**EXERCISE INPUTS**

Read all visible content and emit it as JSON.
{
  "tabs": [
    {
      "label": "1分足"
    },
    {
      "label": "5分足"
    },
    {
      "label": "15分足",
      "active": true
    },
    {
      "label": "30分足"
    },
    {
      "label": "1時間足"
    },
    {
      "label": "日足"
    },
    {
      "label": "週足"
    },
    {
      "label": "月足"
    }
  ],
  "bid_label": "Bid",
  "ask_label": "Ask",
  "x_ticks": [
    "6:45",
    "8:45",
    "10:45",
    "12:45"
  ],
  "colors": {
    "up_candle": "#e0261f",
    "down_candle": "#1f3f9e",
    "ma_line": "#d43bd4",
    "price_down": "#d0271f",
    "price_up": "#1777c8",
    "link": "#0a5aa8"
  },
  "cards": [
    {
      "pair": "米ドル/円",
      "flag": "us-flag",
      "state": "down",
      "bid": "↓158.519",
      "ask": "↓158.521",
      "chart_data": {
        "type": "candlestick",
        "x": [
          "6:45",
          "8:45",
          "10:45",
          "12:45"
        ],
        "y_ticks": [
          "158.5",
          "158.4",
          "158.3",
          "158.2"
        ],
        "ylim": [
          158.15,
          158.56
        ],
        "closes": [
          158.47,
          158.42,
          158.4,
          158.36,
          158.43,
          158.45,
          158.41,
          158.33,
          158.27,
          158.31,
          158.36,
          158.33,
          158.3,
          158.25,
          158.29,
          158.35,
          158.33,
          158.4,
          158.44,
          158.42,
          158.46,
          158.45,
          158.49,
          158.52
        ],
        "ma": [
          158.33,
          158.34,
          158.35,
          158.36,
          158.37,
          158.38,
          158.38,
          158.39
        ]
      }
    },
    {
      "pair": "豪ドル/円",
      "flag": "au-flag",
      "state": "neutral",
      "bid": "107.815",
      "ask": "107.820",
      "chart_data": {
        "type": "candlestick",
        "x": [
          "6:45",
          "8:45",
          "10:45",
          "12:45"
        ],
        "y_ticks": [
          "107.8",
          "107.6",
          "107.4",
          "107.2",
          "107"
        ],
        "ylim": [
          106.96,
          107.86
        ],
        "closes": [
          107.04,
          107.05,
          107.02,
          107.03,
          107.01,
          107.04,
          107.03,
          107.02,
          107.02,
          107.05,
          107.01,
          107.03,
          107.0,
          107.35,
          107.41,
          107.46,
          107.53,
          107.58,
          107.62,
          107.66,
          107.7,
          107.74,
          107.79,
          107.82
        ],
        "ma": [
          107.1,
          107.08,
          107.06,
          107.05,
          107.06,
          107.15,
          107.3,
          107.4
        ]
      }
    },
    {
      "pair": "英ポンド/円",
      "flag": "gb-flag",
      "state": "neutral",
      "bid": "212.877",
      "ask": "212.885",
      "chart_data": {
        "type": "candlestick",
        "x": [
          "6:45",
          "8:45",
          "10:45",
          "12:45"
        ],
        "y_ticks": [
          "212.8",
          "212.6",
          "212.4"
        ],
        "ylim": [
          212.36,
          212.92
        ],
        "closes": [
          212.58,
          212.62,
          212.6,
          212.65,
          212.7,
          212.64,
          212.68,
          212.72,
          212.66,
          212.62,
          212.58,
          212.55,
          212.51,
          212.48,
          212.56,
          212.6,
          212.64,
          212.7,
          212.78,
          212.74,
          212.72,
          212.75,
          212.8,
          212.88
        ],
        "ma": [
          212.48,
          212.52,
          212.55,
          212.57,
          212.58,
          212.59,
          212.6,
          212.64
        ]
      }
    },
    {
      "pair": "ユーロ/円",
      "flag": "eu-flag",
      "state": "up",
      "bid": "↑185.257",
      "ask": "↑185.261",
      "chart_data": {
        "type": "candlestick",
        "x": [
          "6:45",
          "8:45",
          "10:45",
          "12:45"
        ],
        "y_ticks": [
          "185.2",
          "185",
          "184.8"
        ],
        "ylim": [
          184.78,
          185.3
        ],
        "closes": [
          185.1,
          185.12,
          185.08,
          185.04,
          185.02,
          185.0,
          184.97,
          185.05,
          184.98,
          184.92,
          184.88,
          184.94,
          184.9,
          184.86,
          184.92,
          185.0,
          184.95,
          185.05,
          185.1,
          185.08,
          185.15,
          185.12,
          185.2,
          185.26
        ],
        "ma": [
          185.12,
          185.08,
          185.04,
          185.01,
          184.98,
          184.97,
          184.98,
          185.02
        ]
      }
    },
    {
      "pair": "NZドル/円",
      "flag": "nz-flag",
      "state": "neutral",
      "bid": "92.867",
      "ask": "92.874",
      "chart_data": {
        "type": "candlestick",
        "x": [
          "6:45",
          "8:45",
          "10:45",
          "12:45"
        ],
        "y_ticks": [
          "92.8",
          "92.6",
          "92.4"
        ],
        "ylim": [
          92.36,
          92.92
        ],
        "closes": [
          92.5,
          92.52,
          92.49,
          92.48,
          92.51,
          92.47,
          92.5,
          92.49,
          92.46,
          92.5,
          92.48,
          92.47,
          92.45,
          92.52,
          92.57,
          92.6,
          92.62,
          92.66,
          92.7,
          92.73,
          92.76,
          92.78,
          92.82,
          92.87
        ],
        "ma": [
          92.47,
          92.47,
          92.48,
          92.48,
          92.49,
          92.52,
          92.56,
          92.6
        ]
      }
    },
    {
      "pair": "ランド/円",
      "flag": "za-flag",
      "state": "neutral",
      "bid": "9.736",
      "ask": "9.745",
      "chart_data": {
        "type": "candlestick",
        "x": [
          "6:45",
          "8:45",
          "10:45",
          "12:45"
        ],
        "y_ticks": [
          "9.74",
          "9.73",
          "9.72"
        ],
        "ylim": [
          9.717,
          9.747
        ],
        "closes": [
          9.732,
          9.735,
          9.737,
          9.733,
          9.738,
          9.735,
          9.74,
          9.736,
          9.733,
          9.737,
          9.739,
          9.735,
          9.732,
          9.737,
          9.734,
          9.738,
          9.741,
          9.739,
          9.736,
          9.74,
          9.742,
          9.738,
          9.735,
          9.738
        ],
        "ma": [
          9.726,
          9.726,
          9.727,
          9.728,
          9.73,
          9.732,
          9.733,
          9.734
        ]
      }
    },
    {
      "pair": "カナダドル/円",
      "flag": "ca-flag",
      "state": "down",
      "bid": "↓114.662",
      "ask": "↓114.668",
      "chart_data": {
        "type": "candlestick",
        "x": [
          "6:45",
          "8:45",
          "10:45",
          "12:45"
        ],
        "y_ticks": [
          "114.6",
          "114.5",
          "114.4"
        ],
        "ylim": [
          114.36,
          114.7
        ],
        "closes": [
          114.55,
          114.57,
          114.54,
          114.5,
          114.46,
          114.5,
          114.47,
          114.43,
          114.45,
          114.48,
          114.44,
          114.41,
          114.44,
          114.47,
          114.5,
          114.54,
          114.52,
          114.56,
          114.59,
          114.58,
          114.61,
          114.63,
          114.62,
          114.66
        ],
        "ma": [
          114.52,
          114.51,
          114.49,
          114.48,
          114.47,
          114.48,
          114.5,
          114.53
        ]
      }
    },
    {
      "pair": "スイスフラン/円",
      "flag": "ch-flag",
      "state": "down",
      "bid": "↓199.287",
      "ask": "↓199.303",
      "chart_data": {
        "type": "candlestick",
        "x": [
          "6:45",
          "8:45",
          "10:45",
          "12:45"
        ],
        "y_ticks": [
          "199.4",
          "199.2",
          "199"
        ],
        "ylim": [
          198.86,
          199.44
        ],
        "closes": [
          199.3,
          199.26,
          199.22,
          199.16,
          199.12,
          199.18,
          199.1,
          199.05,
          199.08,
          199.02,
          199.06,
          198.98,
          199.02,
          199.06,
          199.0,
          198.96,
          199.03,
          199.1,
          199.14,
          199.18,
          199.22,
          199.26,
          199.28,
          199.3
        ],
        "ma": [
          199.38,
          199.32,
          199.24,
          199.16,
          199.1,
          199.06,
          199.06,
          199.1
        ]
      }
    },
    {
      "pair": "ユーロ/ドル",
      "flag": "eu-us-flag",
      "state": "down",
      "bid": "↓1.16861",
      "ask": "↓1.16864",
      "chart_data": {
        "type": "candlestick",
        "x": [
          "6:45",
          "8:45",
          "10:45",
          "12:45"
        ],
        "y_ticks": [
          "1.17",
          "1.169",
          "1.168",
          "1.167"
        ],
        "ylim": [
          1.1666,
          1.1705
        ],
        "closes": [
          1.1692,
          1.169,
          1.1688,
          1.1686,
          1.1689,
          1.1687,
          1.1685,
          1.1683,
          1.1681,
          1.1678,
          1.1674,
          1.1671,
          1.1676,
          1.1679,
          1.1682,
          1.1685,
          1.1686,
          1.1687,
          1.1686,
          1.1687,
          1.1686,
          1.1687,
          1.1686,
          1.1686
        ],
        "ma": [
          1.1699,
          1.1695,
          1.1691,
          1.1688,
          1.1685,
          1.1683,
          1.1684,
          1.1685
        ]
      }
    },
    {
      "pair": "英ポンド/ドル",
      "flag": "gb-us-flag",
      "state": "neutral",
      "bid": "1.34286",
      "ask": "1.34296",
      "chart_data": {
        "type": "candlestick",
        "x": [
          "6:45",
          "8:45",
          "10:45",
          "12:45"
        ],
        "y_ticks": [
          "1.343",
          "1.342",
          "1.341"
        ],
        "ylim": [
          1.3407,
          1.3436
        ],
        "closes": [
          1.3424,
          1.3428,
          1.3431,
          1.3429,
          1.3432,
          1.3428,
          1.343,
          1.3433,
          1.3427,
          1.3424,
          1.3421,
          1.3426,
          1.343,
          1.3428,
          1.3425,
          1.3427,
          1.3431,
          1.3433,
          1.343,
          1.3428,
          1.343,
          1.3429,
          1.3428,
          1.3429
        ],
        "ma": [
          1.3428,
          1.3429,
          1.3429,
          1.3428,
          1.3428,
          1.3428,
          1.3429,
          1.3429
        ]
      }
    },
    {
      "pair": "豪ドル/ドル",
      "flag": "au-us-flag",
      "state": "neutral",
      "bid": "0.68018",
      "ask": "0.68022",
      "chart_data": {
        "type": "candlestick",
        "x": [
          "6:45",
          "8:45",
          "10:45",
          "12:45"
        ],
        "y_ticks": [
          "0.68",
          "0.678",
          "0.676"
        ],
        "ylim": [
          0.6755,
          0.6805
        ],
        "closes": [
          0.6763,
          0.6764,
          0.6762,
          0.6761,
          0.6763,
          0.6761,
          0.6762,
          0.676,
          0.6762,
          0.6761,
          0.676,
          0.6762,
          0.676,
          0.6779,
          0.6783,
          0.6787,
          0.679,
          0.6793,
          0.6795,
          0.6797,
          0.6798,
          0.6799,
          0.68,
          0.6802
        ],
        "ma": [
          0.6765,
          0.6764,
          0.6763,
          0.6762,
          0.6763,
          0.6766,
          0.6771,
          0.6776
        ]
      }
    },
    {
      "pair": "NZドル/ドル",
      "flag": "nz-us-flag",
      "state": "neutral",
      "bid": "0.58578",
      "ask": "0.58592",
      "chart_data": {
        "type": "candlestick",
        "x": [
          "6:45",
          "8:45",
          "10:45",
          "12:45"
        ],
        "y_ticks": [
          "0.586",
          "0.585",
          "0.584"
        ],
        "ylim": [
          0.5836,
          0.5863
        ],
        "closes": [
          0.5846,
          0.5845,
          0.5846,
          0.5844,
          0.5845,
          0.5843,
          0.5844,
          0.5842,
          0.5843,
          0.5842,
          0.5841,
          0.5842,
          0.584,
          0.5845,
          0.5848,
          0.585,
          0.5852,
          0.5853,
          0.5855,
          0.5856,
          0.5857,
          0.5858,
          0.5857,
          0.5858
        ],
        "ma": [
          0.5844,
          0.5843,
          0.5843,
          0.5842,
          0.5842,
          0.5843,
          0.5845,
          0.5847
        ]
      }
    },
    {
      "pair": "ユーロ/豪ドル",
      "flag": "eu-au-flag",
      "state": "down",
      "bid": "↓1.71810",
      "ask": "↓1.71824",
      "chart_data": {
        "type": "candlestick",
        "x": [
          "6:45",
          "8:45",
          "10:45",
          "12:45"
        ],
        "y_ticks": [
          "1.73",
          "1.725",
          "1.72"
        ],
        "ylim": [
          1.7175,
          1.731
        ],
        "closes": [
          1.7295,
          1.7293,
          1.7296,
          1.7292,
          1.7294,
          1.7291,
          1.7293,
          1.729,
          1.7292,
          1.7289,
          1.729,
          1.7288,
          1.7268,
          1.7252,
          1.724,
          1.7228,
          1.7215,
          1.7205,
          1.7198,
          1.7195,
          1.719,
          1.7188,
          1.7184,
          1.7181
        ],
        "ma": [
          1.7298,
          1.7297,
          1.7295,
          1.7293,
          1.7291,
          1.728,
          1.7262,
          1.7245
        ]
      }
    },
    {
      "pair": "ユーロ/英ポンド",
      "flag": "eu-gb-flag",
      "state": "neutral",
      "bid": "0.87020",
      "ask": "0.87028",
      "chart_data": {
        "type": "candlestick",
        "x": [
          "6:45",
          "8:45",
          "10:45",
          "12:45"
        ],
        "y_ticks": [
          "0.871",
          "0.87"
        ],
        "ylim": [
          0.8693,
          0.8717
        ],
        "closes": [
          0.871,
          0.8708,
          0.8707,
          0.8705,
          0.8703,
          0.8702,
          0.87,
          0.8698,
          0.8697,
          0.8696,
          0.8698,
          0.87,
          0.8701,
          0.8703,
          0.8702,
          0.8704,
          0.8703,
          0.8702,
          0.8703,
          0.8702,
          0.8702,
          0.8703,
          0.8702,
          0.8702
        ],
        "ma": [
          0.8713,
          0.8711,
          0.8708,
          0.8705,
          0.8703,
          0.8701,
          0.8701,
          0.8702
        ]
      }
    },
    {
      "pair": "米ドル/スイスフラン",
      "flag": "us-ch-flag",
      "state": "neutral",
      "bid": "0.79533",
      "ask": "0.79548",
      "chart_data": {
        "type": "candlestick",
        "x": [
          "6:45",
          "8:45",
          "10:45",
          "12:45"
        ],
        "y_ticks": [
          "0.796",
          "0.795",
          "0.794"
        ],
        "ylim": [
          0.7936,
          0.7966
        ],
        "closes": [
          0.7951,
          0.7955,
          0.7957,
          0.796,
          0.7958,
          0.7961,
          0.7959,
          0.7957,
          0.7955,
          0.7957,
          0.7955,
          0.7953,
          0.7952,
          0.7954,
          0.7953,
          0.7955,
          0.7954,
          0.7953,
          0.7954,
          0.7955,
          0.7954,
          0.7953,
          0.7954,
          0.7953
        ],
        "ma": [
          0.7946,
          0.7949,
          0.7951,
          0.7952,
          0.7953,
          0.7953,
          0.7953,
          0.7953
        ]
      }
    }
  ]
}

**GIVEN INSTRUCTION**
Which lines hold the word "英ポンド"? Show each one.

**FULL SOLUTION**
      "pair": "英ポンド/円",
      "pair": "英ポンド/ドル",
      "pair": "ユーロ/英ポンド",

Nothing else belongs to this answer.